**Your objective**
Find the lines that hold the word "JSON" and return them.

**Extracted material**

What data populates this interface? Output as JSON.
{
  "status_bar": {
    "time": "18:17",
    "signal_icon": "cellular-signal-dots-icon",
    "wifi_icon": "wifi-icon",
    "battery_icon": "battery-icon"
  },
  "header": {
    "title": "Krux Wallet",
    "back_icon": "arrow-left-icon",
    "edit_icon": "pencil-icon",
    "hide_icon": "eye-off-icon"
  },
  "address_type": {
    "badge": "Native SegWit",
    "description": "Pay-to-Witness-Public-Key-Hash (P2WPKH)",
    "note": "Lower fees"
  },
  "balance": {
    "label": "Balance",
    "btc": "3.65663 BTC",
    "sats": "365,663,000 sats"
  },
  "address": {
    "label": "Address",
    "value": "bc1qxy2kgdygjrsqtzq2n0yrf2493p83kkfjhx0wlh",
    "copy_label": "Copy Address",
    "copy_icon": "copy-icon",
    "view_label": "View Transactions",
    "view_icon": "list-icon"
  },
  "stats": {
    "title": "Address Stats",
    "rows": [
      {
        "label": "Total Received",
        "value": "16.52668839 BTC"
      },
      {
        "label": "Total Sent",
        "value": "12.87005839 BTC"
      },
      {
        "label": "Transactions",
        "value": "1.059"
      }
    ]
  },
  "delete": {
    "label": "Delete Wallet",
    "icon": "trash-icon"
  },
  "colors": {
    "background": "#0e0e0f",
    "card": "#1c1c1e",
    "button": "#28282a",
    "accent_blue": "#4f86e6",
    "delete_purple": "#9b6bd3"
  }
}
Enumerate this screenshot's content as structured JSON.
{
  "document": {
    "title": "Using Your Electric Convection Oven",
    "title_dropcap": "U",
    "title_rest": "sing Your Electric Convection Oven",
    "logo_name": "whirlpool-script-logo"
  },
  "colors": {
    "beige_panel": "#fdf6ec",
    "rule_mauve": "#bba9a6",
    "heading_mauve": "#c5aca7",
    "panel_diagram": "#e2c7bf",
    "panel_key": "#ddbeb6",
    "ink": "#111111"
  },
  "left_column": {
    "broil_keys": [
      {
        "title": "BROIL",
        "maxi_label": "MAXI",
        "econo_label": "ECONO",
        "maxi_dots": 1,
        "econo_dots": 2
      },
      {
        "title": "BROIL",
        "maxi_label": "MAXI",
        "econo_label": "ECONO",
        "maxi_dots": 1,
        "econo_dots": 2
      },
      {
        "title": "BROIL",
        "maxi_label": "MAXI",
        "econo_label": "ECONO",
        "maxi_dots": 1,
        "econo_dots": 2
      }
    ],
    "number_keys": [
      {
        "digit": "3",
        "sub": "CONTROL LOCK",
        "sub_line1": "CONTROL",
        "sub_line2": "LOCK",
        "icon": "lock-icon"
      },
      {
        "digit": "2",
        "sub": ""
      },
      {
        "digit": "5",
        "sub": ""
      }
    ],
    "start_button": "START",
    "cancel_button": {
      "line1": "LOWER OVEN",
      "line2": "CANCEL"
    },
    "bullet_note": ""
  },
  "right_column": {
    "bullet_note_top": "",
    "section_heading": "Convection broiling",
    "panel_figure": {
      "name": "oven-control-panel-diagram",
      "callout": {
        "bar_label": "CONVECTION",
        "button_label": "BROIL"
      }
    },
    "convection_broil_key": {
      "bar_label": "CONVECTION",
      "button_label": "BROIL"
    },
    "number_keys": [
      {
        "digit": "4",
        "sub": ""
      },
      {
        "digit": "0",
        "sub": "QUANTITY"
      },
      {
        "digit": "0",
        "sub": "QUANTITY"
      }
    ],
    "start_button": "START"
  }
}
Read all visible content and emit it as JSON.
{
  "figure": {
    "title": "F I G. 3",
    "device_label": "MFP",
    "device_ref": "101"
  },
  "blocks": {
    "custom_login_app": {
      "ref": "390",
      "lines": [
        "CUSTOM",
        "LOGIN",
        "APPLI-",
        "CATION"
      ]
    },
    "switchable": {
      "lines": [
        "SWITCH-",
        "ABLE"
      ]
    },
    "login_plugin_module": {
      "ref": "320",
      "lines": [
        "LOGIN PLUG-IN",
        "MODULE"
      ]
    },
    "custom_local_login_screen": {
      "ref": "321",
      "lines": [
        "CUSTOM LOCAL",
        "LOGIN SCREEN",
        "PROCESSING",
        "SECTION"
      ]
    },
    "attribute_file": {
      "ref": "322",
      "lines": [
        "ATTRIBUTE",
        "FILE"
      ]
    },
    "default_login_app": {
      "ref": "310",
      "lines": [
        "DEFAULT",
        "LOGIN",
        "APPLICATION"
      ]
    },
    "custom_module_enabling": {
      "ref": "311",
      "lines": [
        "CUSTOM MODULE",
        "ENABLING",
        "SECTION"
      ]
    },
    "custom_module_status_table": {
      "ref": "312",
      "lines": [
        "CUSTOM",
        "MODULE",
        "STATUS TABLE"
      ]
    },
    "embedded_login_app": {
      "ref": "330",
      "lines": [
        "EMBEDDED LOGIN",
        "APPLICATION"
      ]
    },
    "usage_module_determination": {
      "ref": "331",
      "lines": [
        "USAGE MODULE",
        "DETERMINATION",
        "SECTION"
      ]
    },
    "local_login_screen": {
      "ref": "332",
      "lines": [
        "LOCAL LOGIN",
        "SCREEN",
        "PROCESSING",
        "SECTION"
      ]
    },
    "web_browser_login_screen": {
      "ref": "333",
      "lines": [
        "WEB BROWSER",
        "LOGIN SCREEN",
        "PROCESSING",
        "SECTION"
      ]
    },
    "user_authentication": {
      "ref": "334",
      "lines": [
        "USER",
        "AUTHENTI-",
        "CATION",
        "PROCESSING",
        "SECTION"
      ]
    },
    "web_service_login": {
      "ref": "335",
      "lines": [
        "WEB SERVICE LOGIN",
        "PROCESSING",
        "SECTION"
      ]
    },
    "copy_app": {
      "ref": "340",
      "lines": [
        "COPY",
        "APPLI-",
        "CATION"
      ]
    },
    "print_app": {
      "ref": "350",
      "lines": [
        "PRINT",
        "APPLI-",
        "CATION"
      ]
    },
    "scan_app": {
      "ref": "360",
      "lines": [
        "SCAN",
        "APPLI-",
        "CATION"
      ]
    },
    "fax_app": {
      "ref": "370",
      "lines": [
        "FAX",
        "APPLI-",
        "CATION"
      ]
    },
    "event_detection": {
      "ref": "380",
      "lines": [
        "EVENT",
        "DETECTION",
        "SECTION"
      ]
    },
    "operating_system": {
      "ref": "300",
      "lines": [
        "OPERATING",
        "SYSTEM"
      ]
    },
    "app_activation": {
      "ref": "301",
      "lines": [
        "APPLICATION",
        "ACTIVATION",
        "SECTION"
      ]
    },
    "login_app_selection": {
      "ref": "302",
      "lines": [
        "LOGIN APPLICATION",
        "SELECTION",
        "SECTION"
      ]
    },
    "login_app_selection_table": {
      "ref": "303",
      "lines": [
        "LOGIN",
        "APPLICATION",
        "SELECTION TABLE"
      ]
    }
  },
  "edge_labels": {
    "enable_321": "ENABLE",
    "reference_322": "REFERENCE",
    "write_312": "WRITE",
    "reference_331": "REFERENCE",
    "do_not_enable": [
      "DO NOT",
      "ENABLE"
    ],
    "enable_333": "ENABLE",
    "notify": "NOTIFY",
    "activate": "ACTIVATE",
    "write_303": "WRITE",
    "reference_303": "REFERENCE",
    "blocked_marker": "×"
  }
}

**Finished answer**
What data populates this interface? Output as JSON.
Enumerate this screenshot's content as structured JSON.
Read all visible content and emit it as JSON.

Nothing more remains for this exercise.